■ Job
Locate each line in the listing below that contains the string "minimize", and copy those lines.

[Listings of regions and labels]
☆ ☆ ☆ ☆
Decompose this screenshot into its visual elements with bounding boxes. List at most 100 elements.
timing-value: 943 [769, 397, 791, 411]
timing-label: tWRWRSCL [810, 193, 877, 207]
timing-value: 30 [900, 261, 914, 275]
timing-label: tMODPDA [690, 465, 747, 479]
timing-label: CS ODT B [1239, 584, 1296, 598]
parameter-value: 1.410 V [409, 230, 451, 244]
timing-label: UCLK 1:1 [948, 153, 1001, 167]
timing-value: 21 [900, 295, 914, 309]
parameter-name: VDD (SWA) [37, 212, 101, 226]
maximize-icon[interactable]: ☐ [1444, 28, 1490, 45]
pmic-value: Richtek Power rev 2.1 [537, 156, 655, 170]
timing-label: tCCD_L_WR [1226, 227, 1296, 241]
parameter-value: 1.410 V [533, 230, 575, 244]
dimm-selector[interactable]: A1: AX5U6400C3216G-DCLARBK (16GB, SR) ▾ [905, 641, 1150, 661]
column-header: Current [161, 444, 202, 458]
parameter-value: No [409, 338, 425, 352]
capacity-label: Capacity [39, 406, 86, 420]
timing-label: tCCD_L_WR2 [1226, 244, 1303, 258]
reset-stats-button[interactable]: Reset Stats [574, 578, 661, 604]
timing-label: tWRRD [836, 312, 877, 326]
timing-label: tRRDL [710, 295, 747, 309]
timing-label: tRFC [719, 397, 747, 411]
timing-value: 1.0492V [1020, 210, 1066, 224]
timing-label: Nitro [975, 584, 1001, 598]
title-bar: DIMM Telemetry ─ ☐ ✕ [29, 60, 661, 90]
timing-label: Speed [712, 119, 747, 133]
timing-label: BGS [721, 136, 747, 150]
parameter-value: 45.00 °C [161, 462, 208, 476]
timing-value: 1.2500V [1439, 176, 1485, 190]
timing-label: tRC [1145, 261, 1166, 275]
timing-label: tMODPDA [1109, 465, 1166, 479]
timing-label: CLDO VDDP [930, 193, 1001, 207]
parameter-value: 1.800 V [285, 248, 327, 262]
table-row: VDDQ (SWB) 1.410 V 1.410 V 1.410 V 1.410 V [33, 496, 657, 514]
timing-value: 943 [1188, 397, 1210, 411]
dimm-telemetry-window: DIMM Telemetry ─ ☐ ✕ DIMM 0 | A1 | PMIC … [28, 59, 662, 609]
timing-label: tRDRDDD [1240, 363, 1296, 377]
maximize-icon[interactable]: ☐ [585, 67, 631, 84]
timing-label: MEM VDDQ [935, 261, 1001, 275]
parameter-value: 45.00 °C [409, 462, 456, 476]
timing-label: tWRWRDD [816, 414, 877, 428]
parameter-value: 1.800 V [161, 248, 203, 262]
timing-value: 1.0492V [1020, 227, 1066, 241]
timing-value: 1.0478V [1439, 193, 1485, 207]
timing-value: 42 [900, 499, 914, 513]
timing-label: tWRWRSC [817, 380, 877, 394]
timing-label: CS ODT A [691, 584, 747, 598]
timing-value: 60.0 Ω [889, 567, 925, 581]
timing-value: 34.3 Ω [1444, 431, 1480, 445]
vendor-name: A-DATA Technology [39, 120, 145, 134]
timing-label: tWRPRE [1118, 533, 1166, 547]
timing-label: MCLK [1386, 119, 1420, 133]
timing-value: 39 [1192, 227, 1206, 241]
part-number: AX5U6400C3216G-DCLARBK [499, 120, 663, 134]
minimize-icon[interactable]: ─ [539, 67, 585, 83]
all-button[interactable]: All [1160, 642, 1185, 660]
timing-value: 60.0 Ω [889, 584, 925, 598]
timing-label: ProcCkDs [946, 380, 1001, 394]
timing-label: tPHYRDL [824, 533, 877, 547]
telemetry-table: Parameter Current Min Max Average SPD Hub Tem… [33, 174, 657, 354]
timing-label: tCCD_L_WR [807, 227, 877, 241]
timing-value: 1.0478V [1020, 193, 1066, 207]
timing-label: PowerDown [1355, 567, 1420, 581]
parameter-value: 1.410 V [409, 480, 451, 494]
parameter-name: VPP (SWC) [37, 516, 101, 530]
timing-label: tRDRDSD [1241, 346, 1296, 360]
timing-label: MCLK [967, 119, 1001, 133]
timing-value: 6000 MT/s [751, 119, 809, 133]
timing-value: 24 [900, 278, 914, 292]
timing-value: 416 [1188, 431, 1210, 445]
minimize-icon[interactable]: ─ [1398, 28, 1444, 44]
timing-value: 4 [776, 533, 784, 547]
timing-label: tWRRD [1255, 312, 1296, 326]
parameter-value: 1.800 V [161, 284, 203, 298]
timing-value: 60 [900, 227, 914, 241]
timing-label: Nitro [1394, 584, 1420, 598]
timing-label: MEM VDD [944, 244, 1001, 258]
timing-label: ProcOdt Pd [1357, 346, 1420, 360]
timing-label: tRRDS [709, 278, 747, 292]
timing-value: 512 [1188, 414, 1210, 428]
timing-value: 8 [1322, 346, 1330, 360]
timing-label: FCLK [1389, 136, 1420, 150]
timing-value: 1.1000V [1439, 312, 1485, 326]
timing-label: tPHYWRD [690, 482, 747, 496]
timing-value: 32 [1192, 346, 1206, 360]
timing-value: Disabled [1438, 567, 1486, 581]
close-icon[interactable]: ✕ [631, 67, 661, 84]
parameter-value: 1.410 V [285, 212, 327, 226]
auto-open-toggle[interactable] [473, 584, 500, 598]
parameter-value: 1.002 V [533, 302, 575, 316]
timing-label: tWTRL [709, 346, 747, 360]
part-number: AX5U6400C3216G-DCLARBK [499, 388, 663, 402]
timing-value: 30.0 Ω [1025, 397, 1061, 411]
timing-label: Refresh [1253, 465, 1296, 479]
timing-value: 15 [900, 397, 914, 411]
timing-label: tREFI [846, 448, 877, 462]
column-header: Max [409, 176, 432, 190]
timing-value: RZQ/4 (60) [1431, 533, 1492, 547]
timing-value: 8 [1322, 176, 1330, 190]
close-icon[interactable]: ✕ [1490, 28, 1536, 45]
☆ ☆ ☆ ☆
■ Right answer
minimize-icon[interactable]: ─ [539, 67, 585, 83]
minimize-icon[interactable]: ─ [1398, 28, 1444, 44]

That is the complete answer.